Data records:
• • • • • • •

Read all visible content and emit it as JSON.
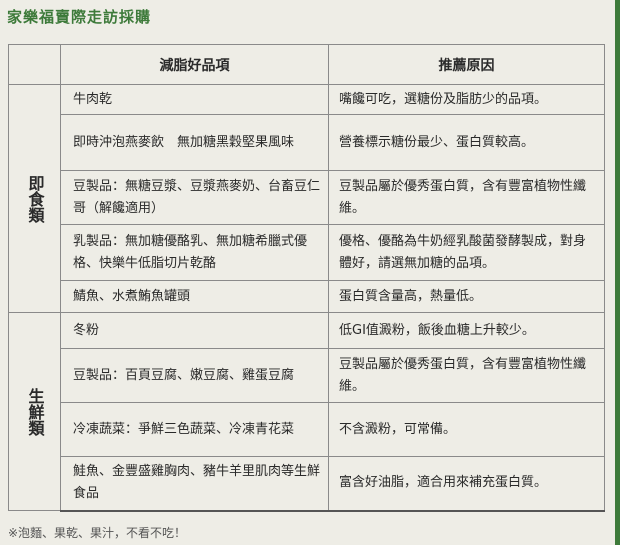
{
  "title": "家樂福賣際走訪採購",
  "header": {
    "item_col": "減脂好品項",
    "reason_col": "推薦原因"
  },
  "sections": [
    {
      "category": "即食類",
      "rows": [
        {
          "item": "牛肉乾",
          "reason": "嘴饞可吃，選糖份及脂肪少的品項。"
        },
        {
          "item": "即時沖泡燕麥飲　無加糖黑穀堅果風味",
          "reason": "營養標示糖份最少、蛋白質較高。"
        },
        {
          "item": "豆製品：無糖豆漿、豆漿燕麥奶、台畜豆仁哥（解饞適用）",
          "reason": "豆製品屬於優秀蛋白質，含有豐富植物性纖維。"
        },
        {
          "item": "乳製品：無加糖優酪乳、無加糖希臘式優格、快樂牛低脂切片乾酪",
          "reason": "優格、優酪為牛奶經乳酸菌發酵製成，對身體好，請選無加糖的品項。"
        },
        {
          "item": "鯖魚、水煮鮪魚罐頭",
          "reason": "蛋白質含量高，熱量低。"
        }
      ]
    },
    {
      "category": "生鮮類",
      "rows": [
        {
          "item": "冬粉",
          "reason": "低GI值澱粉，飯後血糖上升較少。"
        },
        {
          "item": "豆製品：百頁豆腐、嫩豆腐、雞蛋豆腐",
          "reason": "豆製品屬於優秀蛋白質，含有豐富植物性纖維。"
        },
        {
          "item": "冷凍蔬菜：爭鮮三色蔬菜、冷凍青花菜",
          "reason": "不含澱粉，可常備。"
        },
        {
          "item": "鮭魚、金豐盛雞胸肉、豬牛羊里肌肉等生鮮食品",
          "reason": "富含好油脂，適合用來補充蛋白質。"
        }
      ]
    }
  ],
  "footnote": "※泡麵、果乾、果汁，不看不吃！",
  "colors": {
    "accent": "#3d7a3a",
    "background": "#eeede6"
  }
}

• • • • • • •

» WHAT IS BEING ASKED:
Leave the pictures out and reproduce all of the records exactly.

» WRITTEN REPLY:
Read all visible content and emit it as JSON.
{
  "title": "家樂福賣際走訪採購",
  "header": {
    "item_col": "減脂好品項",
    "reason_col": "推薦原因"
  },
  "sections": [
    {
      "category": "即食類",
      "rows": [
        {
          "item": "牛肉乾",
          "reason": "嘴饞可吃，選糖份及脂肪少的品項。"
        },
        {
          "item": "即時沖泡燕麥飲　無加糖黑穀堅果風味",
          "reason": "營養標示糖份最少、蛋白質較高。"
        },
        {
          "item": "豆製品：無糖豆漿、豆漿燕麥奶、台畜豆仁哥（解饞適用）",
          "reason": "豆製品屬於優秀蛋白質，含有豐富植物性纖維。"
        },
        {
          "item": "乳製品：無加糖優酪乳、無加糖希臘式優格、快樂牛低脂切片乾酪",
          "reason": "優格、優酪為牛奶經乳酸菌發酵製成，對身體好，請選無加糖的品項。"
        },
        {
          "item": "鯖魚、水煮鮪魚罐頭",
          "reason": "蛋白質含量高，熱量低。"
        }
      ]
    },
    {
      "category": "生鮮類",
      "rows": [
        {
          "item": "冬粉",
          "reason": "低GI值澱粉，飯後血糖上升較少。"
        },
        {
          "item": "豆製品：百頁豆腐、嫩豆腐、雞蛋豆腐",
          "reason": "豆製品屬於優秀蛋白質，含有豐富植物性纖維。"
        },
        {
          "item": "冷凍蔬菜：爭鮮三色蔬菜、冷凍青花菜",
          "reason": "不含澱粉，可常備。"
        },
        {
          "item": "鮭魚、金豐盛雞胸肉、豬牛羊里肌肉等生鮮食品",
          "reason": "富含好油脂，適合用來補充蛋白質。"
        }
      ]
    }
  ],
  "footnote": "※泡麵、果乾、果汁，不看不吃！",
  "colors": {
    "accent": "#3d7a3a",
    "background": "#eeede6"
  }
}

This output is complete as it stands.